Given passage>
As I mentioned in “Christmas 1971,” we moved from Maryland to California right after Christmas.  We moved in with my grandmother and my Aunt Cecelia in Inglewood.  Yes, that Inglewood, where “all the rappers come from” according to one of my friends.
We stayed there for eight months.  All five of us hated L.A.   I missed trees.  In L.A., instead of trees in the highway median strips, the concrete was painted green.
In August we moved back to Maryland.  My dad bought a house in Odenton in a small neighborhood of split level homes that all looked exactly the same.  (“Little boxes on the hillside, little boxes made of ticky tacky . . .”)
I started at a new school (junior high school, no less) where I did not know anyone.  This didn’t bother me as I was used to that.  I didn’t have any of my school records, however, so I had to take a placement test.
After I took the test, I sat in the guidance counselor’s office to wait for the results.   This was back when computers took up an entire room, so I’m sure the test was graded by hand.  It took all afternoon.
There was another girl my age waiting also.  We started talking and discovered we had a lot in common.  We were both military kids.  She had five kids in her family; I had four.  We talked all afternoon.  Twenty minutes before the end of the day, I got my schedule and went to class.  Ten minutes later, Elaine showed up.  We were close friends from that day on.
Elaine’s family practically adopted me.  Did they know what I was going through? I never told them. Her mother probably guessed although she never said anything to me.  Back then people did not interfere with the way other parents raised their children.
 Instead, I spent most weekends at her house.  Her house was a little box that looked exactly like mine but it had an entirely different vibe because of the marvelous people who lived in it.  They even took me on vacation with them.  It was the first vacation that did not involve staying with relatives.  Her parents rented a house on Lake Owasco in the Finger Lake region of New York. We drove up there in her family’s cavernous yellow station wagon, the kind with the “way back” seat.  It was the best vacation I had ever had.  I remember dreading the ride home because it meant I had to go home.

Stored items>

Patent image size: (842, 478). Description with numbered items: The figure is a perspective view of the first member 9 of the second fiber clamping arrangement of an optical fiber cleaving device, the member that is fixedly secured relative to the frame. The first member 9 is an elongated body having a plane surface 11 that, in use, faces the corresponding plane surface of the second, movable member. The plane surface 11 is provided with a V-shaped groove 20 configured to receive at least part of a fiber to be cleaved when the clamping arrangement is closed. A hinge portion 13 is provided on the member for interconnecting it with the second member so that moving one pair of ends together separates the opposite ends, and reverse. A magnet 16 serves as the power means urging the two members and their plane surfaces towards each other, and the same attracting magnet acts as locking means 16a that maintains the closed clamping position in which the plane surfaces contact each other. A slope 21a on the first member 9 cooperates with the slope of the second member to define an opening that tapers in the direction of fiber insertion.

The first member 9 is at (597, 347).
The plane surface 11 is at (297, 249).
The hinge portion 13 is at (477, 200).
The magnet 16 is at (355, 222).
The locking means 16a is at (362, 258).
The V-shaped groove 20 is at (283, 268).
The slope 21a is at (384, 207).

Assignment 1> In the memoir about returning to Maryland, where did Elaine's parents rent a house for the vacation?
Assignment 2> Pick up the memoir about returning to Maryland after its final sentence and carry it forward.

Written response 1> On Lake Owasco in the Finger Lake region of New York.

Written response 2>
Elaine’s father was a military chaplain.  Her mother was one of the sweetest, most generous people I have ever met.  Both of Elaine’s parents were Christians in the purest sense of the world.   Naturally they took me to church with them.
I had been to Sunday school a few times before that, but never to church.  My parents were both ex-Catholics who despised the church.   My mother went to a Catholic boarding school as a child, where the nuns tried to make her drink tomato (pronounced “toe-mah-toe”) juice because they thought she was puny and needed building up.  How tomato juice was supposed to do that, I have no idea.
My dad was a different story.  He did go to church with his second wife Doris, but he went in order to drum up business when he sold life insurance.  He later became a Buddhist to please his fourth wife.  He was religious when it suited him.
I found Christ through my friendship with Elaine and her family.  There were two things that got me through my childhood—school and Christ.  I went to school to get away from the house and to get support.  Jesus gave me support of a different kind.  I finished school a long time ago, but I still lean on Jesus.
Was it a coincidence that Elaine, who was the same age as me, showed up at the same school on the same day and without her school records?   I don’t think so.  God put her and her family in my path to help me manage during those painful years.
It’s funny how the things we learn as children stay with us through adulthood, both good and bad.  Because I was saved so young, my faith has never wavered.
You know the coolest thing about faith?  It goes with you wherever you go.  You don’t have to remember to pack it because it’s already inside you.  You can gain or lose weight and it stays intact.  Get married, get divorced, have a baby, become a helicopter pilot, lose your job, whatever.  It’s there.  I pray every day for guidance and support as I work through this crisis.
I’ve lost touch with Elaine.  Both her parents are dead now.  I miss them all.  Her family gave me the best gift—the gift of faith.